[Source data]
-------

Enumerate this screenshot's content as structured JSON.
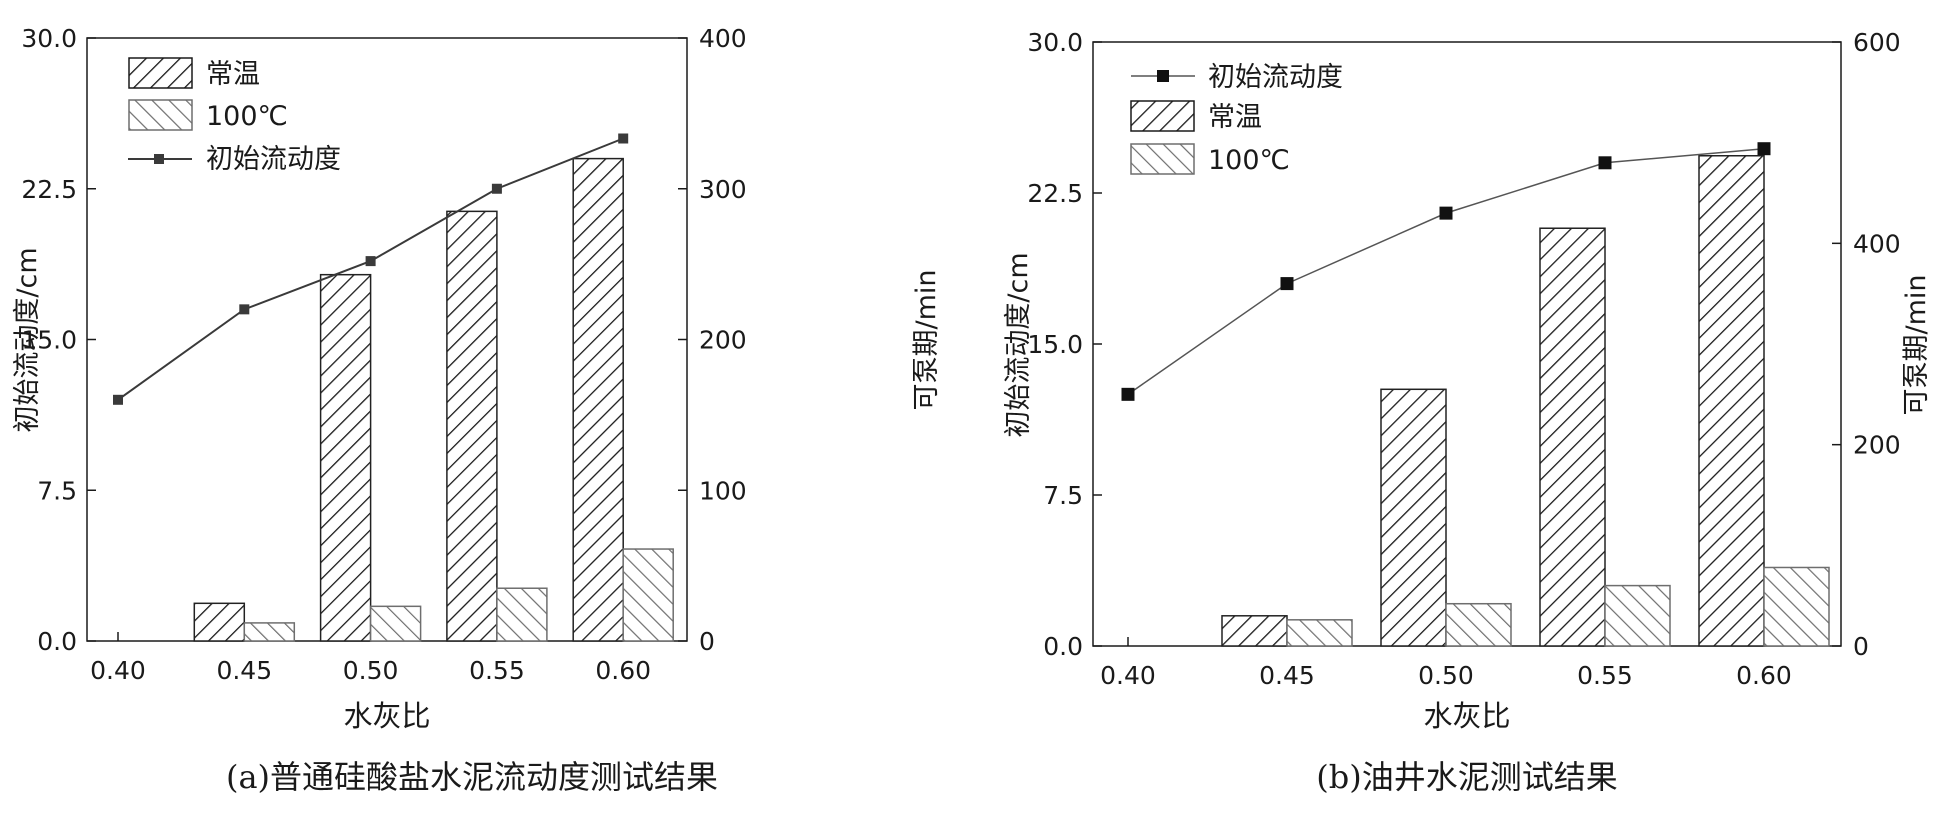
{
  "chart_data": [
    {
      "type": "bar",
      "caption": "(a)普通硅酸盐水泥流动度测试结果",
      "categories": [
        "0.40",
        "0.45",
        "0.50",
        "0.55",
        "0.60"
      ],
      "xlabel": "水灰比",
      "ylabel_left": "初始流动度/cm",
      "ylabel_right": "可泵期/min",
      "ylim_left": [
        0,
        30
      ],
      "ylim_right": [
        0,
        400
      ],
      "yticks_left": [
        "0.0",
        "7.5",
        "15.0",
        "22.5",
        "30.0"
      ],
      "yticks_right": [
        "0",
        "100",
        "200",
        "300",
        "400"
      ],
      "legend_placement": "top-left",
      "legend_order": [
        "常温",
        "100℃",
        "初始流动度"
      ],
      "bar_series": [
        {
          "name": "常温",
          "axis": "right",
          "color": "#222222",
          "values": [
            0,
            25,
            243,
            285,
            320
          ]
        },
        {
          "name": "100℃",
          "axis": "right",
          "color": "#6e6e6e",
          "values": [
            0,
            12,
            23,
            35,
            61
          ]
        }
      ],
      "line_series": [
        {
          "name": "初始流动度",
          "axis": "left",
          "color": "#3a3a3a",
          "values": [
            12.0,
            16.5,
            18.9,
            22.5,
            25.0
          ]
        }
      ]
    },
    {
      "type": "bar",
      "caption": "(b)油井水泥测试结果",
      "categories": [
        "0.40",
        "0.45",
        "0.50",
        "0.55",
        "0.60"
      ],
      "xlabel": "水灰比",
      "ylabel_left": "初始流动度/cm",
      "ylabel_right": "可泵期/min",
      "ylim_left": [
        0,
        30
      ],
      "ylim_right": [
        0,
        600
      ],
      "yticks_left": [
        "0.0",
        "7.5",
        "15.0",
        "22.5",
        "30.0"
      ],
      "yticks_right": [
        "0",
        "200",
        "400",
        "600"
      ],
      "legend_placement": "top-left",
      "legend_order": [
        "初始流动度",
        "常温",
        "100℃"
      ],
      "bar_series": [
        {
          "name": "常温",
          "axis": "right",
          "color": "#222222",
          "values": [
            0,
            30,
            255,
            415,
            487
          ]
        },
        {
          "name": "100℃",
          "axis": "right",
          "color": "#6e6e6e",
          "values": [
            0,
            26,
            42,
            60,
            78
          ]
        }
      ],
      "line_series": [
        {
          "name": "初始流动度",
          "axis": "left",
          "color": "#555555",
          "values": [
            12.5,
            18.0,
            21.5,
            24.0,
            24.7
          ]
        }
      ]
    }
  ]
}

-------

(WHAT NEEDS TO BE DONE) Copy the whole of the material above exactly, but not its images.

(RESULT OF THIS EXERCISE)
Enumerate this screenshot's content as structured JSON.
{
  "chart_data": [
    {
      "type": "bar",
      "caption": "(a)普通硅酸盐水泥流动度测试结果",
      "categories": [
        "0.40",
        "0.45",
        "0.50",
        "0.55",
        "0.60"
      ],
      "xlabel": "水灰比",
      "ylabel_left": "初始流动度/cm",
      "ylabel_right": "可泵期/min",
      "ylim_left": [
        0,
        30
      ],
      "ylim_right": [
        0,
        400
      ],
      "yticks_left": [
        "0.0",
        "7.5",
        "15.0",
        "22.5",
        "30.0"
      ],
      "yticks_right": [
        "0",
        "100",
        "200",
        "300",
        "400"
      ],
      "legend_placement": "top-left",
      "legend_order": [
        "常温",
        "100℃",
        "初始流动度"
      ],
      "bar_series": [
        {
          "name": "常温",
          "axis": "right",
          "color": "#222222",
          "values": [
            0,
            25,
            243,
            285,
            320
          ]
        },
        {
          "name": "100℃",
          "axis": "right",
          "color": "#6e6e6e",
          "values": [
            0,
            12,
            23,
            35,
            61
          ]
        }
      ],
      "line_series": [
        {
          "name": "初始流动度",
          "axis": "left",
          "color": "#3a3a3a",
          "values": [
            12.0,
            16.5,
            18.9,
            22.5,
            25.0
          ]
        }
      ]
    },
    {
      "type": "bar",
      "caption": "(b)油井水泥测试结果",
      "categories": [
        "0.40",
        "0.45",
        "0.50",
        "0.55",
        "0.60"
      ],
      "xlabel": "水灰比",
      "ylabel_left": "初始流动度/cm",
      "ylabel_right": "可泵期/min",
      "ylim_left": [
        0,
        30
      ],
      "ylim_right": [
        0,
        600
      ],
      "yticks_left": [
        "0.0",
        "7.5",
        "15.0",
        "22.5",
        "30.0"
      ],
      "yticks_right": [
        "0",
        "200",
        "400",
        "600"
      ],
      "legend_placement": "top-left",
      "legend_order": [
        "初始流动度",
        "常温",
        "100℃"
      ],
      "bar_series": [
        {
          "name": "常温",
          "axis": "right",
          "color": "#222222",
          "values": [
            0,
            30,
            255,
            415,
            487
          ]
        },
        {
          "name": "100℃",
          "axis": "right",
          "color": "#6e6e6e",
          "values": [
            0,
            26,
            42,
            60,
            78
          ]
        }
      ],
      "line_series": [
        {
          "name": "初始流动度",
          "axis": "left",
          "color": "#555555",
          "values": [
            12.5,
            18.0,
            21.5,
            24.0,
            24.7
          ]
        }
      ]
    }
  ]
}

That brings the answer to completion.